TASK OBJECTIVE :: Your task is to repeat the entries underneath exactly, minus the pictures.

INPUT DATA ::
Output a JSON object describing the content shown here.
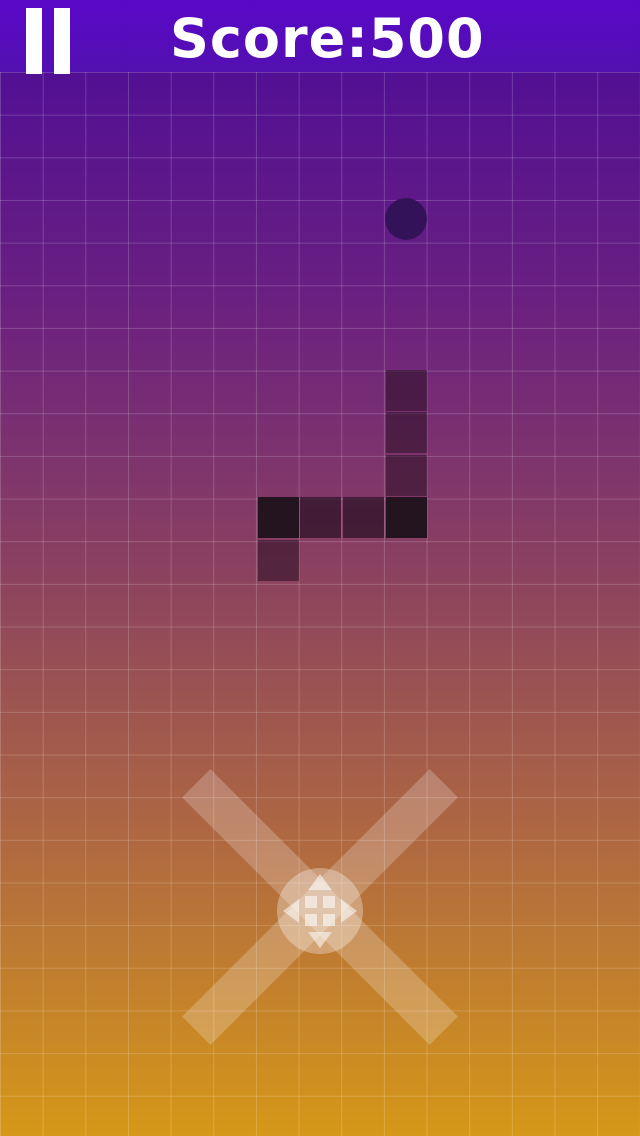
{
  "header": {
    "score_text": "Score:500",
    "pause_icon": "pause-icon"
  },
  "board": {
    "grid_columns": 15,
    "food_icon": "food-dot",
    "snake_segments": [
      "head",
      "body",
      "body",
      "body",
      "body",
      "body",
      "body",
      "body"
    ]
  },
  "controls": {
    "dpad_icon": "move-arrows-icon"
  },
  "colors": {
    "topbar": "#5a08c8",
    "gradient_top": "#4a0a9a",
    "gradient_bottom": "#d69818",
    "snake_head": "#23141f",
    "food": "#34125a"
  }
}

WRITTEN RESPONSE ::
Output a JSON object describing the content shown here.
{
  "header": {
    "score_text": "Score:500",
    "pause_icon": "pause-icon"
  },
  "board": {
    "grid_columns": 15,
    "food_icon": "food-dot",
    "snake_segments": [
      "head",
      "body",
      "body",
      "body",
      "body",
      "body",
      "body",
      "body"
    ]
  },
  "controls": {
    "dpad_icon": "move-arrows-icon"
  },
  "colors": {
    "topbar": "#5a08c8",
    "gradient_top": "#4a0a9a",
    "gradient_bottom": "#d69818",
    "snake_head": "#23141f",
    "food": "#34125a"
  }
}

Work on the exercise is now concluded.